--- start of Data extract ---

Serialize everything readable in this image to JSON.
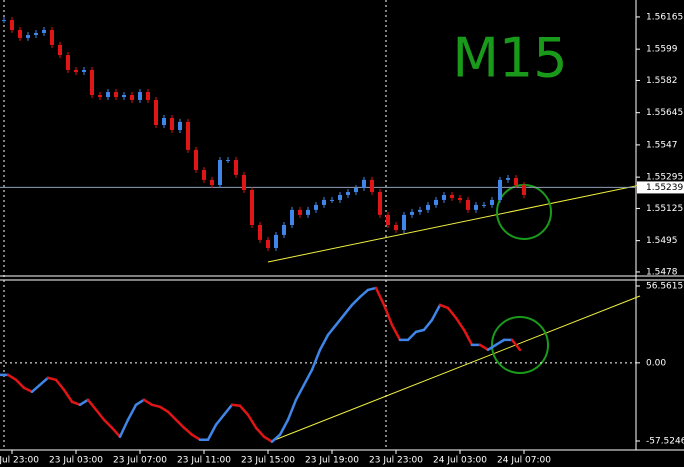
{
  "chart_data": [
    {
      "type": "candlestick",
      "label": "M15",
      "up_color": "#3f86e8",
      "down_color": "#e01515",
      "ylim": [
        1.54758,
        1.56257
      ],
      "yticks": [
        1.56165,
        1.5599,
        1.5582,
        1.55645,
        1.5547,
        1.55295,
        1.55125,
        1.5495,
        1.5478
      ],
      "current_price": 1.55239,
      "close": [
        1.56148,
        1.56094,
        1.56051,
        1.56067,
        1.56078,
        1.56094,
        1.56013,
        1.55958,
        1.55877,
        1.55866,
        1.55877,
        1.55741,
        1.5573,
        1.55757,
        1.5573,
        1.55741,
        1.55714,
        1.55757,
        1.55714,
        1.55578,
        1.55616,
        1.55551,
        1.55595,
        1.55443,
        1.55334,
        1.5528,
        1.55252,
        1.55388,
        1.55388,
        1.55307,
        1.55225,
        1.55035,
        1.54954,
        1.5491,
        1.54981,
        1.55035,
        1.55117,
        1.5509,
        1.55117,
        1.55144,
        1.55171,
        1.55171,
        1.55198,
        1.55214,
        1.55236,
        1.5528,
        1.55214,
        1.5509,
        1.55035,
        1.55008,
        1.5509,
        1.55106,
        1.55117,
        1.55144,
        1.55171,
        1.55198,
        1.55182,
        1.55171,
        1.55117,
        1.55144,
        1.55144,
        1.55171,
        1.5528,
        1.5529,
        1.55252,
        1.55198
      ]
    },
    {
      "type": "line",
      "up_color": "#3f86e8",
      "down_color": "#e01515",
      "ylim": [
        -64.14,
        60.97
      ],
      "yticks": [
        56.5615,
        {
          "value": 0,
          "label": "0.00"
        },
        -57.5246
      ],
      "values": [
        -8.82,
        -8.82,
        -12.49,
        -18.37,
        -21.31,
        -16.16,
        -11.02,
        -12.49,
        -19.84,
        -28.66,
        -30.86,
        -27.19,
        -34.53,
        -41.88,
        -47.76,
        -54.37,
        -41.88,
        -30.86,
        -27.19,
        -30.86,
        -32.33,
        -36.0,
        -41.88,
        -47.76,
        -52.9,
        -56.58,
        -56.58,
        -45.55,
        -38.21,
        -30.86,
        -31.59,
        -38.21,
        -47.76,
        -54.37,
        -58.05,
        -52.9,
        -41.88,
        -27.19,
        -16.16,
        -5.14,
        9.55,
        20.57,
        27.92,
        35.27,
        42.62,
        48.49,
        53.64,
        55.11,
        42.62,
        27.92,
        16.9,
        16.9,
        22.78,
        24.25,
        31.59,
        42.62,
        40.41,
        33.06,
        24.25,
        13.23,
        13.23,
        9.55,
        13.23,
        16.9,
        16.9,
        9.55
      ],
      "xtick_labels": [
        "22 Jul 23:00",
        "23 Jul 03:00",
        "23 Jul 07:00",
        "23 Jul 11:00",
        "23 Jul 15:00",
        "23 Jul 19:00",
        "23 Jul 23:00",
        "24 Jul 03:00",
        "24 Jul 07:00"
      ]
    }
  ]
}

--- end of Data extract ---

Return the entries unchanged, save for the pictures, which do not belong in the copy.

Serialize everything readable in this image to JSON.
{
  "chart_data": [
    {
      "type": "candlestick",
      "label": "M15",
      "up_color": "#3f86e8",
      "down_color": "#e01515",
      "ylim": [
        1.54758,
        1.56257
      ],
      "yticks": [
        1.56165,
        1.5599,
        1.5582,
        1.55645,
        1.5547,
        1.55295,
        1.55125,
        1.5495,
        1.5478
      ],
      "current_price": 1.55239,
      "close": [
        1.56148,
        1.56094,
        1.56051,
        1.56067,
        1.56078,
        1.56094,
        1.56013,
        1.55958,
        1.55877,
        1.55866,
        1.55877,
        1.55741,
        1.5573,
        1.55757,
        1.5573,
        1.55741,
        1.55714,
        1.55757,
        1.55714,
        1.55578,
        1.55616,
        1.55551,
        1.55595,
        1.55443,
        1.55334,
        1.5528,
        1.55252,
        1.55388,
        1.55388,
        1.55307,
        1.55225,
        1.55035,
        1.54954,
        1.5491,
        1.54981,
        1.55035,
        1.55117,
        1.5509,
        1.55117,
        1.55144,
        1.55171,
        1.55171,
        1.55198,
        1.55214,
        1.55236,
        1.5528,
        1.55214,
        1.5509,
        1.55035,
        1.55008,
        1.5509,
        1.55106,
        1.55117,
        1.55144,
        1.55171,
        1.55198,
        1.55182,
        1.55171,
        1.55117,
        1.55144,
        1.55144,
        1.55171,
        1.5528,
        1.5529,
        1.55252,
        1.55198
      ]
    },
    {
      "type": "line",
      "up_color": "#3f86e8",
      "down_color": "#e01515",
      "ylim": [
        -64.14,
        60.97
      ],
      "yticks": [
        56.5615,
        {
          "value": 0,
          "label": "0.00"
        },
        -57.5246
      ],
      "values": [
        -8.82,
        -8.82,
        -12.49,
        -18.37,
        -21.31,
        -16.16,
        -11.02,
        -12.49,
        -19.84,
        -28.66,
        -30.86,
        -27.19,
        -34.53,
        -41.88,
        -47.76,
        -54.37,
        -41.88,
        -30.86,
        -27.19,
        -30.86,
        -32.33,
        -36.0,
        -41.88,
        -47.76,
        -52.9,
        -56.58,
        -56.58,
        -45.55,
        -38.21,
        -30.86,
        -31.59,
        -38.21,
        -47.76,
        -54.37,
        -58.05,
        -52.9,
        -41.88,
        -27.19,
        -16.16,
        -5.14,
        9.55,
        20.57,
        27.92,
        35.27,
        42.62,
        48.49,
        53.64,
        55.11,
        42.62,
        27.92,
        16.9,
        16.9,
        22.78,
        24.25,
        31.59,
        42.62,
        40.41,
        33.06,
        24.25,
        13.23,
        13.23,
        9.55,
        13.23,
        16.9,
        16.9,
        9.55
      ],
      "xtick_labels": [
        "22 Jul 23:00",
        "23 Jul 03:00",
        "23 Jul 07:00",
        "23 Jul 11:00",
        "23 Jul 15:00",
        "23 Jul 19:00",
        "23 Jul 23:00",
        "24 Jul 03:00",
        "24 Jul 07:00"
      ]
    }
  ]
}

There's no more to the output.